> _WHAT NEEDS TO BE DONE_
From the listing, collect all lines containing the word "asked".

____ DATA FOR THIS TASK

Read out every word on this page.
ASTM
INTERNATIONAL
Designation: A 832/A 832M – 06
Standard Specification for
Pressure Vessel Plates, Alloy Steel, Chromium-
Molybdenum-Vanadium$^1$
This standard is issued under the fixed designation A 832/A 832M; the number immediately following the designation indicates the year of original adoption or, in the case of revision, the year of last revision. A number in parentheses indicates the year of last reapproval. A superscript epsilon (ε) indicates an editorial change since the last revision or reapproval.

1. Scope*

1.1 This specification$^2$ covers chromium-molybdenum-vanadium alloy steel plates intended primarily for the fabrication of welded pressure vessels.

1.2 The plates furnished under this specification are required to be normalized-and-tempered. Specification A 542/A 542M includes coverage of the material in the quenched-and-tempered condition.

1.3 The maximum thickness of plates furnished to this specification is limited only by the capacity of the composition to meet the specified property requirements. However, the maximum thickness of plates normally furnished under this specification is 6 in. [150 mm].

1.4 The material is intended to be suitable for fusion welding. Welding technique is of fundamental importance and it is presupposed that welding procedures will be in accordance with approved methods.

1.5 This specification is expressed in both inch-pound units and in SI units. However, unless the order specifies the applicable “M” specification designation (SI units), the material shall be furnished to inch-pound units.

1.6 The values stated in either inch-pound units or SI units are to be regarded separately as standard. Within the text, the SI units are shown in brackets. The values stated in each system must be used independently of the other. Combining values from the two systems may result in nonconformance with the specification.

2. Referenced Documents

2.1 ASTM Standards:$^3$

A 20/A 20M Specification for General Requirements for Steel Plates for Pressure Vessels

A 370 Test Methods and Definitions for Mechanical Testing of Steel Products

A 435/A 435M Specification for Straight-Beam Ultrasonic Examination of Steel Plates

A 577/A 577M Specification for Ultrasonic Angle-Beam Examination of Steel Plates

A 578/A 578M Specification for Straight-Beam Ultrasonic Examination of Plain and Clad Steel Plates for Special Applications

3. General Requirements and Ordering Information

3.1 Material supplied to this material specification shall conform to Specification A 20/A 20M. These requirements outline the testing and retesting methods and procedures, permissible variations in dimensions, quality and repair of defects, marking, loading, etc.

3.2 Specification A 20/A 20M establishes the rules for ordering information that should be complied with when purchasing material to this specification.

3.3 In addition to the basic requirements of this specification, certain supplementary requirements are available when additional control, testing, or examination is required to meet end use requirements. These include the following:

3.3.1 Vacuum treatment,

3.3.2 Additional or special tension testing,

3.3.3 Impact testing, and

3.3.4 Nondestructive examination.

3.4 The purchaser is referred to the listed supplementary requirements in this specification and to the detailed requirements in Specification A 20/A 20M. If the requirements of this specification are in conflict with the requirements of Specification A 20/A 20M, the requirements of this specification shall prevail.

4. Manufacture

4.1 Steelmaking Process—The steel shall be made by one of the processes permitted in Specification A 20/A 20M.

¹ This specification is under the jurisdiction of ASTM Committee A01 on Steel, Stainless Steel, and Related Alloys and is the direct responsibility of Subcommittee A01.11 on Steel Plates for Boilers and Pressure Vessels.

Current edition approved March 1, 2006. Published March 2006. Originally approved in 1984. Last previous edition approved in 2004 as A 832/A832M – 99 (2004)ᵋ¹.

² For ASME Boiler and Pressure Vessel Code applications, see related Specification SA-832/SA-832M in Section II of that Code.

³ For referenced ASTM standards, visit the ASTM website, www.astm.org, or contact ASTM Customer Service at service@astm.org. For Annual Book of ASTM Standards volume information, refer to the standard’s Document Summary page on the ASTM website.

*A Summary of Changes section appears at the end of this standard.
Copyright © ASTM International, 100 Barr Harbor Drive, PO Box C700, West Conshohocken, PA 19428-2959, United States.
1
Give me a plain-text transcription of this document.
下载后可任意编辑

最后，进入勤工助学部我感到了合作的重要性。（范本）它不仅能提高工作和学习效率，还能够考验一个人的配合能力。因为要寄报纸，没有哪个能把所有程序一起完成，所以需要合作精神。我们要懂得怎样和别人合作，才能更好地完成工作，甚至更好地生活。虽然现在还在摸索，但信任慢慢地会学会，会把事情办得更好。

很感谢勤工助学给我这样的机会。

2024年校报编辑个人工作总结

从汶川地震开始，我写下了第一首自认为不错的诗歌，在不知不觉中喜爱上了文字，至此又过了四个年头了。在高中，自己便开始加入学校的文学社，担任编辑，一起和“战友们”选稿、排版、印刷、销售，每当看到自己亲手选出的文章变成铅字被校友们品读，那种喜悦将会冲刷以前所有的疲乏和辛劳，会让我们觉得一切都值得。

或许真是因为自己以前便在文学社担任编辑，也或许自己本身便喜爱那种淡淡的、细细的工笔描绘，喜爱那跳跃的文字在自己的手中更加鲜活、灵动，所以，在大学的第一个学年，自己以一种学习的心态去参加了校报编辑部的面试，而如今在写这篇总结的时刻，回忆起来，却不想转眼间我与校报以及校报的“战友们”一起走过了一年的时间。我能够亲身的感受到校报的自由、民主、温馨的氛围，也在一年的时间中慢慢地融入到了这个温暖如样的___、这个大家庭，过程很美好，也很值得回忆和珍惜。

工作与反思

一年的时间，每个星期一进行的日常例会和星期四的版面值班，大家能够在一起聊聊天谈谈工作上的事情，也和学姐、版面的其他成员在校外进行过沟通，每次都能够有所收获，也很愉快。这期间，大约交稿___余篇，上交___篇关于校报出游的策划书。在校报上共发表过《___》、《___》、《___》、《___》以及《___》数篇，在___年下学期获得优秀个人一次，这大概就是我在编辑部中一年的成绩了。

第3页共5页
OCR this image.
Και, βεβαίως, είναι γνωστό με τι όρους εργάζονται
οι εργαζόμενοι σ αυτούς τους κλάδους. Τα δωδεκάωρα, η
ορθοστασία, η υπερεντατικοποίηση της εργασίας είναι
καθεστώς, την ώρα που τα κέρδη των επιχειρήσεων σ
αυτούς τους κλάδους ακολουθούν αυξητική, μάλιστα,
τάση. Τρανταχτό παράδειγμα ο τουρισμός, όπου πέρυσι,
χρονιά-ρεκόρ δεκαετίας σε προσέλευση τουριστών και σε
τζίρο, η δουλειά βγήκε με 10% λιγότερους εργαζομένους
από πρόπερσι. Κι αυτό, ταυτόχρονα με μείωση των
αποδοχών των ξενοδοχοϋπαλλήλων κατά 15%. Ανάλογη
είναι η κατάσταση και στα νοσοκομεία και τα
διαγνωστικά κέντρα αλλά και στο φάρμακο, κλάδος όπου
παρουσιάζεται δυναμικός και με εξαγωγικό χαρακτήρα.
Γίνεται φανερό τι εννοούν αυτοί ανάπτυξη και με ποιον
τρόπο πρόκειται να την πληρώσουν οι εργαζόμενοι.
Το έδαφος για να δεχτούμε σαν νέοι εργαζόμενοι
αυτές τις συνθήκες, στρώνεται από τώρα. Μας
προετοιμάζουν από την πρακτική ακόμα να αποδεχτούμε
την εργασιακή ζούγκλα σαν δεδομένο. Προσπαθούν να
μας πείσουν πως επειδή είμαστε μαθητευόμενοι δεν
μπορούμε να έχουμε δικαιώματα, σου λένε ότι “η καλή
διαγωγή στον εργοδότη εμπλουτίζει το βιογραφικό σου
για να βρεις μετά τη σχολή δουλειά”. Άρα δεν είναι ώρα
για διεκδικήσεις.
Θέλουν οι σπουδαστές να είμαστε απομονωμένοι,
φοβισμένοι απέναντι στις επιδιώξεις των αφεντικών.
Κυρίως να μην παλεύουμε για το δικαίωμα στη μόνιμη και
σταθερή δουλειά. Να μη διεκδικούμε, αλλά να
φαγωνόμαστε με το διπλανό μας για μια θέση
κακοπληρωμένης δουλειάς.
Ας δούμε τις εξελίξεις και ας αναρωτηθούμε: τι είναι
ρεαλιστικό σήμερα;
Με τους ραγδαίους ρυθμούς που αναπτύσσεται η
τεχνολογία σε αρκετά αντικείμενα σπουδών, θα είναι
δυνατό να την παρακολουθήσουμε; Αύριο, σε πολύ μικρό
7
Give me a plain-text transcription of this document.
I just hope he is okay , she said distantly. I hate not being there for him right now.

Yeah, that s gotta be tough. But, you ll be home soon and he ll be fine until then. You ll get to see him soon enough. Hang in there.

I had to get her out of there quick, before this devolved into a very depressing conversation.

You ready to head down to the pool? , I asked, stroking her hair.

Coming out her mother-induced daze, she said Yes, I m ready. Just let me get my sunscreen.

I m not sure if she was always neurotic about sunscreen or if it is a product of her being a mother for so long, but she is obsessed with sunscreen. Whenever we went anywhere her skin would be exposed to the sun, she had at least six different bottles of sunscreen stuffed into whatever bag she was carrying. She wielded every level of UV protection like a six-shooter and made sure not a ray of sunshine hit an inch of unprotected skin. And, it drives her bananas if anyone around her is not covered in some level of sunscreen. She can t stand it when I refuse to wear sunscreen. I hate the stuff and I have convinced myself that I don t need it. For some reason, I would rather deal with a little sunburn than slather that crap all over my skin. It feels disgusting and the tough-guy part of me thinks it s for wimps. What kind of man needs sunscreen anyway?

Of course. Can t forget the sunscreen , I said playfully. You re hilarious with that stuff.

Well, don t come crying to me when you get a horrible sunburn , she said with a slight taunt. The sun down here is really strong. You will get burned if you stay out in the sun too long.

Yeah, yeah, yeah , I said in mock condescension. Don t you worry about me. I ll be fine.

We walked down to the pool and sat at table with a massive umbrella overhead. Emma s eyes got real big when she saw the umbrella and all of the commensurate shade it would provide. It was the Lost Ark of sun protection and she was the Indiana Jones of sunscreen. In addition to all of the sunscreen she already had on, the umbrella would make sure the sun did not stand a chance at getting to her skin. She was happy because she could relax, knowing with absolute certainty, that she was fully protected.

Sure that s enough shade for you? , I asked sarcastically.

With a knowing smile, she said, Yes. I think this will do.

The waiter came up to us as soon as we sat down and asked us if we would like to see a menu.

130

________

> _ANSWER FOR THE TASK_
You ready to head down to the pool? , I asked, stroking her hair.
Sure that s enough shade for you? , I asked sarcastically.
The waiter came up to us as soon as we sat down and asked us if we would like to see a menu.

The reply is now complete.